• [Extracted entries]
··········
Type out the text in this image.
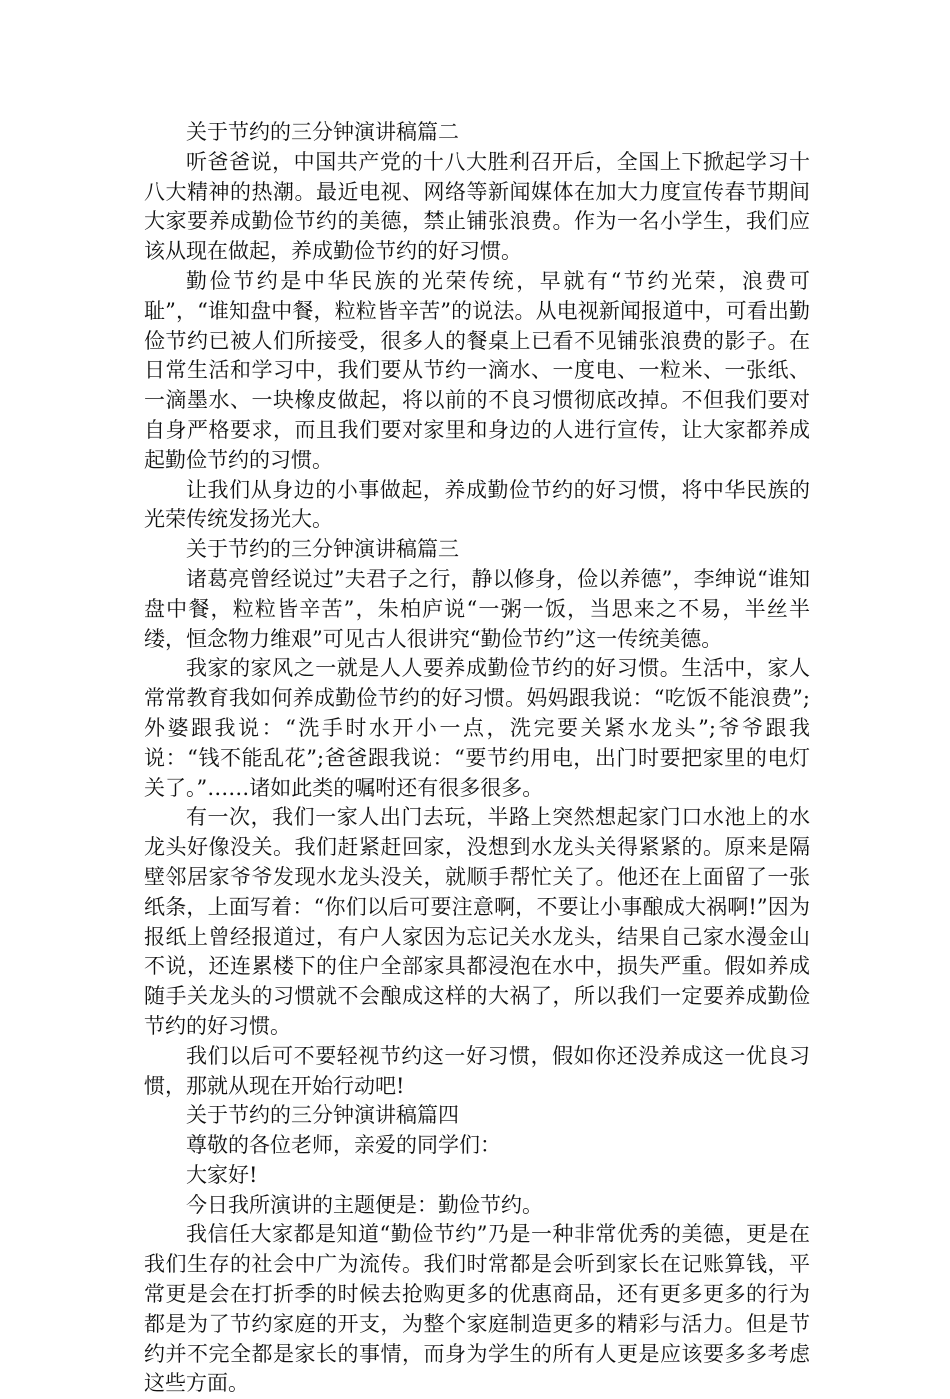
关于节约的三分钟演讲稿篇二

听爸爸说，中国共产党的十八大胜利召开后，全国上下掀起学习十八大精神的热潮。最近电视、网络等新闻媒体在加大力度宣传春节期间大家要养成勤俭节约的美德，禁止铺张浪费。作为一名小学生，我们应该从现在做起，养成勤俭节约的好习惯。

勤俭节约是中华民族的光荣传统，早就有“节约光荣，浪费可耻”，“谁知盘中餐，粒粒皆辛苦”的说法。从电视新闻报道中，可看出勤俭节约已被人们所接受，很多人的餐桌上已看不见铺张浪费的影子。在日常生活和学习中，我们要从节约一滴水、一度电、一粒米、一张纸、一滴墨水、一块橡皮做起，将以前的不良习惯彻底改掉。不但我们要对自身严格要求，而且我们要对家里和身边的人进行宣传，让大家都养成起勤俭节约的习惯。

让我们从身边的小事做起，养成勤俭节约的好习惯，将中华民族的光荣传统发扬光大。

关于节约的三分钟演讲稿篇三

诸葛亮曾经说过”夫君子之行，静以修身，俭以养德”，李绅说“谁知盘中餐，粒粒皆辛苦”，朱柏庐说“一粥一饭，当思来之不易，半丝半缕，恒念物力维艰”可见古人很讲究“勤俭节约”这一传统美德。

我家的家风之一就是人人要养成勤俭节约的好习惯。生活中，家人常常教育我如何养成勤俭节约的好习惯。妈妈跟我说：“吃饭不能浪费”;外婆跟我说：“洗手时水开小一点，洗完要关紧水龙头”;爷爷跟我说：“钱不能乱花”;爸爸跟我说：“要节约用电，出门时要把家里的电灯关了。”……诸如此类的嘱咐还有很多很多。

有一次，我们一家人出门去玩，半路上突然想起家门口水池上的水龙头好像没关。我们赶紧赶回家，没想到水龙头关得紧紧的。原来是隔壁邻居家爷爷发现水龙头没关，就顺手帮忙关了。他还在上面留了一张纸条，上面写着：“你们以后可要注意啊，不要让小事酿成大祸啊!”因为报纸上曾经报道过，有户人家因为忘记关水龙头，结果自己家水漫金山不说，还连累楼下的住户全部家具都浸泡在水中，损失严重。假如养成随手关龙头的习惯就不会酿成这样的大祸了，所以我们一定要养成勤俭节约的好习惯。

我们以后可不要轻视节约这一好习惯，假如你还没养成这一优良习惯，那就从现在开始行动吧!

关于节约的三分钟演讲稿篇四

尊敬的各位老师，亲爱的同学们：

大家好!

今日我所演讲的主题便是：勤俭节约。

我信任大家都是知道“勤俭节约”乃是一种非常优秀的美德，更是在我们生存的社会中广为流传。我们时常都是会听到家长在记账算钱，平常更是会在打折季的时候去抢购更多的优惠商品，还有更多更多的行为都是为了节约家庭的开支，为整个家庭制造更多的精彩与活力。但是节约并不完全都是家长的事情，而身为学生的所有人更是应该要多多考虑这些方面。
··········
• [Stated problem] Repeat each entry precisely as it appears. Leave the pictures out.

• [Task answer]
Type out the text in this image.
关于节约的三分钟演讲稿篇二

听爸爸说，中国共产党的十八大胜利召开后，全国上下掀起学习十八大精神的热潮。最近电视、网络等新闻媒体在加大力度宣传春节期间大家要养成勤俭节约的美德，禁止铺张浪费。作为一名小学生，我们应该从现在做起，养成勤俭节约的好习惯。

勤俭节约是中华民族的光荣传统，早就有“节约光荣，浪费可耻”，“谁知盘中餐，粒粒皆辛苦”的说法。从电视新闻报道中，可看出勤俭节约已被人们所接受，很多人的餐桌上已看不见铺张浪费的影子。在日常生活和学习中，我们要从节约一滴水、一度电、一粒米、一张纸、一滴墨水、一块橡皮做起，将以前的不良习惯彻底改掉。不但我们要对自身严格要求，而且我们要对家里和身边的人进行宣传，让大家都养成起勤俭节约的习惯。

让我们从身边的小事做起，养成勤俭节约的好习惯，将中华民族的光荣传统发扬光大。

关于节约的三分钟演讲稿篇三

诸葛亮曾经说过”夫君子之行，静以修身，俭以养德”，李绅说“谁知盘中餐，粒粒皆辛苦”，朱柏庐说“一粥一饭，当思来之不易，半丝半缕，恒念物力维艰”可见古人很讲究“勤俭节约”这一传统美德。

我家的家风之一就是人人要养成勤俭节约的好习惯。生活中，家人常常教育我如何养成勤俭节约的好习惯。妈妈跟我说：“吃饭不能浪费”;外婆跟我说：“洗手时水开小一点，洗完要关紧水龙头”;爷爷跟我说：“钱不能乱花”;爸爸跟我说：“要节约用电，出门时要把家里的电灯关了。”……诸如此类的嘱咐还有很多很多。

有一次，我们一家人出门去玩，半路上突然想起家门口水池上的水龙头好像没关。我们赶紧赶回家，没想到水龙头关得紧紧的。原来是隔壁邻居家爷爷发现水龙头没关，就顺手帮忙关了。他还在上面留了一张纸条，上面写着：“你们以后可要注意啊，不要让小事酿成大祸啊!”因为报纸上曾经报道过，有户人家因为忘记关水龙头，结果自己家水漫金山不说，还连累楼下的住户全部家具都浸泡在水中，损失严重。假如养成随手关龙头的习惯就不会酿成这样的大祸了，所以我们一定要养成勤俭节约的好习惯。

我们以后可不要轻视节约这一好习惯，假如你还没养成这一优良习惯，那就从现在开始行动吧!

关于节约的三分钟演讲稿篇四

尊敬的各位老师，亲爱的同学们：

大家好!

今日我所演讲的主题便是：勤俭节约。

我信任大家都是知道“勤俭节约”乃是一种非常优秀的美德，更是在我们生存的社会中广为流传。我们时常都是会听到家长在记账算钱，平常更是会在打折季的时候去抢购更多的优惠商品，还有更多更多的行为都是为了节约家庭的开支，为整个家庭制造更多的精彩与活力。但是节约并不完全都是家长的事情，而身为学生的所有人更是应该要多多考虑这些方面。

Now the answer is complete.